> _AIM OF THE EXERCISE_
Write out the data below in full, unchanged, minus the images.

[Structured figure records]
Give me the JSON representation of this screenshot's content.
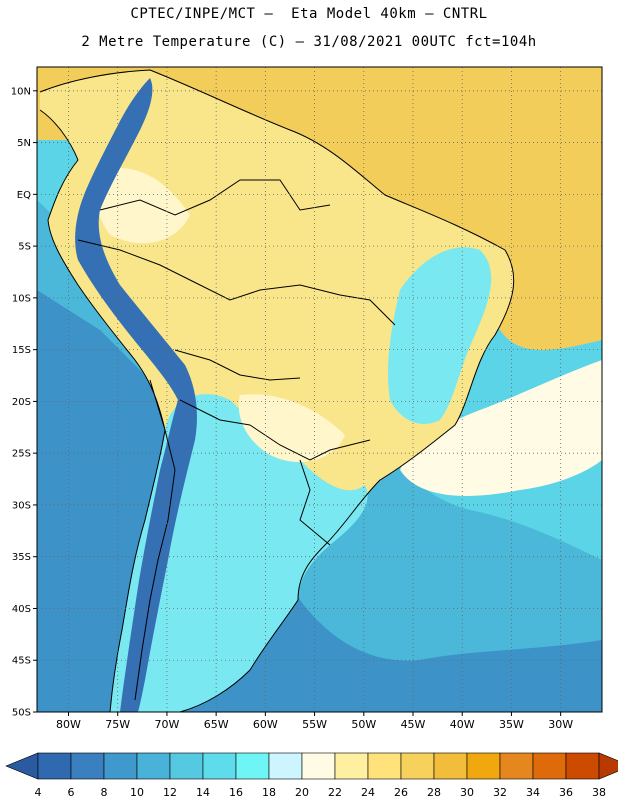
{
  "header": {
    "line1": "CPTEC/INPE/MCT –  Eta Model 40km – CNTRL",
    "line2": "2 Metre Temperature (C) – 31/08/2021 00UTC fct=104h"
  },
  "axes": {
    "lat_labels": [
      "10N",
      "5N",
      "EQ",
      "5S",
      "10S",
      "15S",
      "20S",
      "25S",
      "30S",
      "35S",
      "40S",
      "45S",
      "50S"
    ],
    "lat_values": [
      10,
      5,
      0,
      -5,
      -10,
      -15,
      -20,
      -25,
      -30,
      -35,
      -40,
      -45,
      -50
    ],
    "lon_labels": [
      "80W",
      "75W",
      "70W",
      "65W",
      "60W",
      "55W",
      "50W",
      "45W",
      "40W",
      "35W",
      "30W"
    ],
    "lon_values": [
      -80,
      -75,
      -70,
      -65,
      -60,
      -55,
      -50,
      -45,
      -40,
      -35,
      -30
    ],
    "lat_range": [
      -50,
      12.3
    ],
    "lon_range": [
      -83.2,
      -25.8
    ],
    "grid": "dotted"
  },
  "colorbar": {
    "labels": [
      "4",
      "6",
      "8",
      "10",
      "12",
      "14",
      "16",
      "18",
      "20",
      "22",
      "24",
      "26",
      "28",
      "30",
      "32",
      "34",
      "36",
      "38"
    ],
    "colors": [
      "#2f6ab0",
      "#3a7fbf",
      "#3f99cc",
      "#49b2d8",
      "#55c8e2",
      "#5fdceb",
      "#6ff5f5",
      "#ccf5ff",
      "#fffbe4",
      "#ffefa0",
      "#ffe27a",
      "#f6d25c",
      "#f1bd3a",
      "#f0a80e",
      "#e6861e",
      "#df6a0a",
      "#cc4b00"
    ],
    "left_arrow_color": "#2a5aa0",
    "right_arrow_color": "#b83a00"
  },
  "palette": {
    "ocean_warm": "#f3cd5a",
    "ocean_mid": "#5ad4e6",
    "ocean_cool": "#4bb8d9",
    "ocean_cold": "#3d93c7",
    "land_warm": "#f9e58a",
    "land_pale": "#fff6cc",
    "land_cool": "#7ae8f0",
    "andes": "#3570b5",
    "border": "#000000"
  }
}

> _WRITTEN SOLUTION_
Give me the JSON representation of this screenshot's content.
{
  "header": {
    "line1": "CPTEC/INPE/MCT –  Eta Model 40km – CNTRL",
    "line2": "2 Metre Temperature (C) – 31/08/2021 00UTC fct=104h"
  },
  "axes": {
    "lat_labels": [
      "10N",
      "5N",
      "EQ",
      "5S",
      "10S",
      "15S",
      "20S",
      "25S",
      "30S",
      "35S",
      "40S",
      "45S",
      "50S"
    ],
    "lat_values": [
      10,
      5,
      0,
      -5,
      -10,
      -15,
      -20,
      -25,
      -30,
      -35,
      -40,
      -45,
      -50
    ],
    "lon_labels": [
      "80W",
      "75W",
      "70W",
      "65W",
      "60W",
      "55W",
      "50W",
      "45W",
      "40W",
      "35W",
      "30W"
    ],
    "lon_values": [
      -80,
      -75,
      -70,
      -65,
      -60,
      -55,
      -50,
      -45,
      -40,
      -35,
      -30
    ],
    "lat_range": [
      -50,
      12.3
    ],
    "lon_range": [
      -83.2,
      -25.8
    ],
    "grid": "dotted"
  },
  "colorbar": {
    "labels": [
      "4",
      "6",
      "8",
      "10",
      "12",
      "14",
      "16",
      "18",
      "20",
      "22",
      "24",
      "26",
      "28",
      "30",
      "32",
      "34",
      "36",
      "38"
    ],
    "colors": [
      "#2f6ab0",
      "#3a7fbf",
      "#3f99cc",
      "#49b2d8",
      "#55c8e2",
      "#5fdceb",
      "#6ff5f5",
      "#ccf5ff",
      "#fffbe4",
      "#ffefa0",
      "#ffe27a",
      "#f6d25c",
      "#f1bd3a",
      "#f0a80e",
      "#e6861e",
      "#df6a0a",
      "#cc4b00"
    ],
    "left_arrow_color": "#2a5aa0",
    "right_arrow_color": "#b83a00"
  },
  "palette": {
    "ocean_warm": "#f3cd5a",
    "ocean_mid": "#5ad4e6",
    "ocean_cool": "#4bb8d9",
    "ocean_cold": "#3d93c7",
    "land_warm": "#f9e58a",
    "land_pale": "#fff6cc",
    "land_cool": "#7ae8f0",
    "andes": "#3570b5",
    "border": "#000000"
  }
}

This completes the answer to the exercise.